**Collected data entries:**
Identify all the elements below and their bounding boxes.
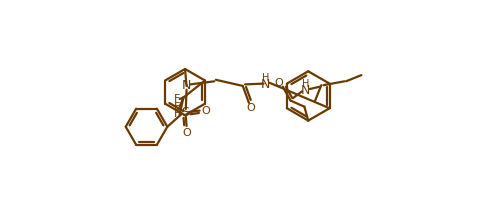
Text: F: F — [174, 94, 180, 104]
Text: H: H — [262, 73, 269, 83]
Text: S: S — [181, 106, 189, 119]
Text: F: F — [174, 102, 180, 112]
Text: F: F — [174, 109, 180, 119]
Text: O: O — [246, 103, 255, 113]
Text: O: O — [182, 128, 191, 138]
Text: O: O — [201, 106, 210, 116]
Text: N: N — [261, 78, 270, 91]
Text: H: H — [302, 79, 310, 89]
Text: N: N — [182, 79, 191, 92]
Text: N: N — [301, 84, 311, 97]
Text: O: O — [275, 78, 283, 88]
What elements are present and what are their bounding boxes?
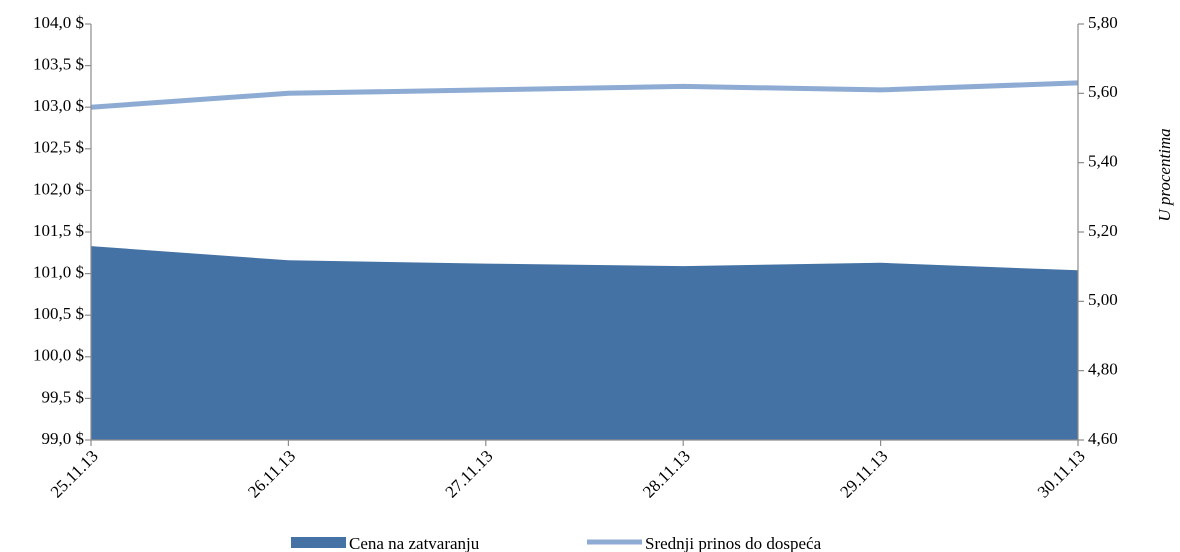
left-axis-ticks: 99,0 $ 99,5 $ 100,0 $ 100,5 $ 101,0 $ 101,5 $… bbox=[33, 13, 91, 448]
x-axis-ticks: 25.11.13 26.11.13 27.11.13 28.11.13 29.11.13… bbox=[47, 440, 1089, 501]
x-tick-label: 26.11.13 bbox=[244, 446, 299, 501]
right-tick-label: 5,20 bbox=[1088, 221, 1118, 240]
price-area bbox=[91, 246, 1078, 440]
x-tick-label: 27.11.13 bbox=[442, 446, 497, 501]
right-axis-title: U procentima bbox=[1155, 128, 1174, 221]
left-tick-label: 104,0 $ bbox=[33, 13, 84, 32]
left-tick-label: 99,5 $ bbox=[42, 387, 85, 406]
left-tick-label: 99,0 $ bbox=[42, 429, 85, 448]
x-tick-label: 29.11.13 bbox=[836, 446, 891, 501]
legend-label-price: Cena na zatvaranju bbox=[349, 534, 480, 552]
legend-swatch-price bbox=[291, 537, 346, 548]
x-tick-label: 30.11.13 bbox=[1034, 446, 1089, 501]
left-tick-label: 101,0 $ bbox=[33, 263, 84, 282]
legend: Cena na zatvaranju Srednji prinos do dos… bbox=[291, 534, 822, 552]
price-area-layer bbox=[91, 246, 1078, 440]
left-tick-label: 102,5 $ bbox=[33, 138, 84, 157]
right-tick-label: 4,80 bbox=[1088, 360, 1118, 379]
left-tick-label: 103,0 $ bbox=[33, 96, 84, 115]
right-tick-label: 5,80 bbox=[1088, 13, 1118, 32]
left-tick-label: 100,5 $ bbox=[33, 304, 84, 323]
right-tick-label: 5,60 bbox=[1088, 82, 1118, 101]
x-tick-label: 28.11.13 bbox=[639, 446, 694, 501]
right-axis-ticks: 4,60 4,80 5,00 5,20 5,40 5,60 5,80 bbox=[1078, 13, 1118, 448]
left-tick-label: 102,0 $ bbox=[33, 179, 84, 198]
left-tick-label: 101,5 $ bbox=[33, 221, 84, 240]
right-tick-label: 4,60 bbox=[1088, 429, 1118, 448]
x-tick-label: 25.11.13 bbox=[47, 446, 102, 501]
yield-line-layer bbox=[90, 80, 1079, 110]
yield-line bbox=[90, 80, 1079, 110]
left-tick-label: 103,5 $ bbox=[33, 55, 84, 74]
left-tick-label: 100,0 $ bbox=[33, 346, 84, 365]
right-tick-label: 5,40 bbox=[1088, 152, 1118, 171]
legend-label-yield: Srednji prinos do dospeća bbox=[645, 534, 822, 552]
right-tick-label: 5,00 bbox=[1088, 290, 1118, 309]
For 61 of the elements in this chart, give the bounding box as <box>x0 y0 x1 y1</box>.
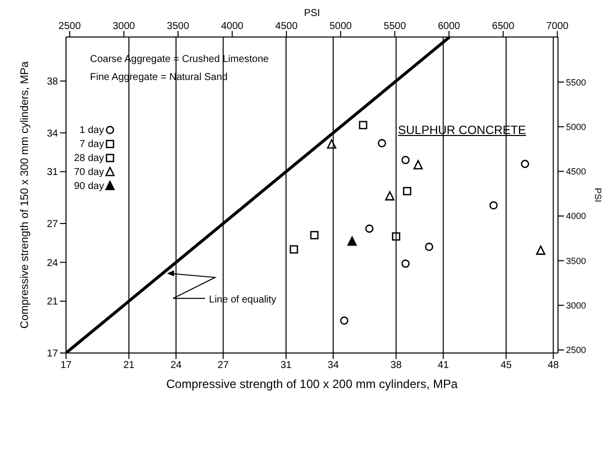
point <box>365 224 374 233</box>
legend-label: 7 day <box>80 138 104 150</box>
y2-tick-label: 4500 <box>566 166 586 177</box>
y2-tick-label: 2500 <box>566 345 586 356</box>
point <box>340 316 348 325</box>
x2-tick-label: 5500 <box>384 21 406 32</box>
point <box>358 120 368 130</box>
y-tick-label: 34 <box>46 128 58 140</box>
point <box>413 160 423 170</box>
x-tick-label: 45 <box>500 360 512 372</box>
point <box>290 245 298 254</box>
legend-label: 1 day <box>80 124 104 136</box>
x2-tick-label: 2500 <box>58 21 82 32</box>
x2-tick-label: 4500 <box>275 21 298 32</box>
legend-label: 90 day <box>74 180 104 192</box>
x2-tick-label: 6000 <box>438 21 461 32</box>
x2-axis-title: PSI <box>304 8 320 20</box>
y2-tick-label: 4000 <box>566 211 586 222</box>
point <box>347 236 357 246</box>
point <box>327 139 336 149</box>
x2-tick-label: 4000 <box>221 21 244 32</box>
y2-axis-title: PSI <box>592 188 602 202</box>
y2-tick-label: 5500 <box>566 77 586 88</box>
x-tick-label: 48 <box>548 360 560 372</box>
y-tick-label: 24 <box>46 258 58 269</box>
point <box>378 139 386 148</box>
y2-tick-label: 5000 <box>566 122 586 132</box>
legend-label: 70 day <box>74 166 104 178</box>
y-tick-label: 31 <box>46 167 58 178</box>
x-tick-label: 27 <box>218 360 230 372</box>
x2-tick-label: 3500 <box>166 21 190 32</box>
x2-tick-label: 3000 <box>112 21 136 32</box>
x-tick-label: 38 <box>390 360 402 372</box>
x2-tick-label: 6500 <box>492 21 515 32</box>
x-tick-label: 21 <box>123 360 135 372</box>
point <box>536 246 546 255</box>
point <box>310 231 319 240</box>
point <box>489 201 498 210</box>
y-tick-label: 21 <box>46 296 58 308</box>
point <box>401 156 410 164</box>
x-tick-label: 17 <box>60 360 72 372</box>
x-tick-label: 34 <box>328 360 340 372</box>
point <box>402 186 412 196</box>
x-axis-title: Compressive strength of 100 x 200 mm cylinders, MPa <box>166 377 458 391</box>
point <box>520 160 530 168</box>
x2-tick-label: 5000 <box>329 21 352 32</box>
point <box>424 242 434 251</box>
y-tick-label: 27 <box>46 219 58 230</box>
point <box>385 191 394 200</box>
x-tick-label: 24 <box>170 360 182 372</box>
legend-label: 28 day <box>74 152 104 164</box>
x-tick-label: 41 <box>438 360 450 372</box>
y-axis-title: Compressive strength of 150 x 300 mm cylinders, MPa <box>18 60 31 329</box>
y-tick-label: 38 <box>46 76 58 88</box>
x-tick-label: 31 <box>280 360 292 372</box>
y-tick-label: 17 <box>46 348 58 360</box>
point <box>392 232 400 241</box>
point <box>401 259 410 268</box>
x2-tick-label: 7000 <box>546 21 569 32</box>
y2-tick-label: 3500 <box>566 256 586 266</box>
y2-tick-label: 3000 <box>566 300 586 311</box>
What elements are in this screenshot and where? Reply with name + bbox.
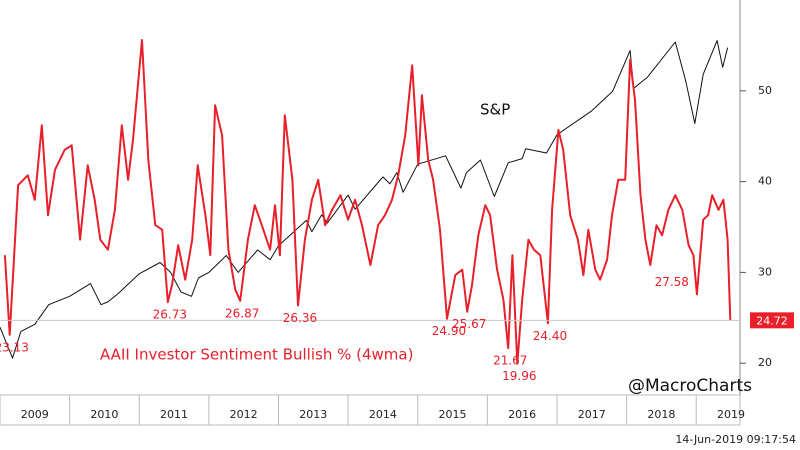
plot — [0, 39, 740, 365]
data-label: 24.40 — [533, 329, 567, 343]
x-tick-label: 2019 — [717, 408, 745, 421]
x-tick-label: 2010 — [90, 408, 118, 421]
y-tick-label: 40 — [758, 175, 772, 188]
series-label: S&P — [480, 101, 510, 119]
series-line — [0, 40, 729, 359]
data-label: 25.67 — [452, 317, 486, 331]
x-tick-label: 2014 — [369, 408, 397, 421]
timestamp: 14-Jun-2019 09:17:54 — [675, 433, 796, 446]
x-tick-label: 2009 — [21, 408, 49, 421]
y-tick-label: 30 — [758, 265, 772, 278]
x-tick-label: 2015 — [439, 408, 467, 421]
data-label: 24.90 — [432, 324, 466, 338]
x-tick-label: 2018 — [647, 408, 675, 421]
data-label: 27.58 — [655, 275, 689, 289]
data-label: 21.67 — [493, 354, 527, 368]
y-tick-label: 50 — [758, 84, 772, 97]
x-tick-label: 2016 — [508, 408, 536, 421]
data-label: 23.13 — [0, 340, 29, 354]
x-tick-label: 2011 — [160, 408, 188, 421]
last-value-box — [750, 312, 794, 329]
x-tick-label: 2012 — [230, 408, 258, 421]
data-label: 19.96 — [502, 369, 536, 383]
y-tick-label: 20 — [758, 356, 772, 369]
watermark: @MacroCharts — [628, 376, 752, 396]
data-label: 26.73 — [153, 308, 187, 322]
series-label: AAII Investor Sentiment Bullish % (4wma) — [100, 346, 413, 364]
data-label: 26.87 — [225, 306, 259, 320]
last-value-label: 24.72 — [756, 314, 788, 327]
x-tick-label: 2017 — [578, 408, 606, 421]
series-line — [3, 39, 732, 365]
x-tick-label: 2013 — [299, 408, 327, 421]
x-axis-band — [0, 394, 741, 426]
data-label: 26.36 — [283, 311, 317, 325]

**Set exercise:** Duplicate, character for character, the lines from the one containing "point <box>365 224 374 233</box>" through the one containing "x2-tick-label: 4500 <box>275 21 298 32</box>", both included.

**Completed exercise:**
point <box>365 224 374 233</box>
legend-label: 7 day <box>80 138 104 150</box>
y2-tick-label: 4500 <box>566 166 586 177</box>
y2-tick-label: 2500 <box>566 345 586 356</box>
point <box>340 316 348 325</box>
x2-tick-label: 5500 <box>384 21 406 32</box>
point <box>358 120 368 130</box>
y-tick-label: 34 <box>46 128 58 140</box>
point <box>413 160 423 170</box>
x-tick-label: 45 <box>500 360 512 372</box>
point <box>290 245 298 254</box>
legend-label: 1 day <box>80 124 104 136</box>
x2-tick-label: 2500 <box>58 21 82 32</box>
x2-tick-label: 4500 <box>275 21 298 32</box>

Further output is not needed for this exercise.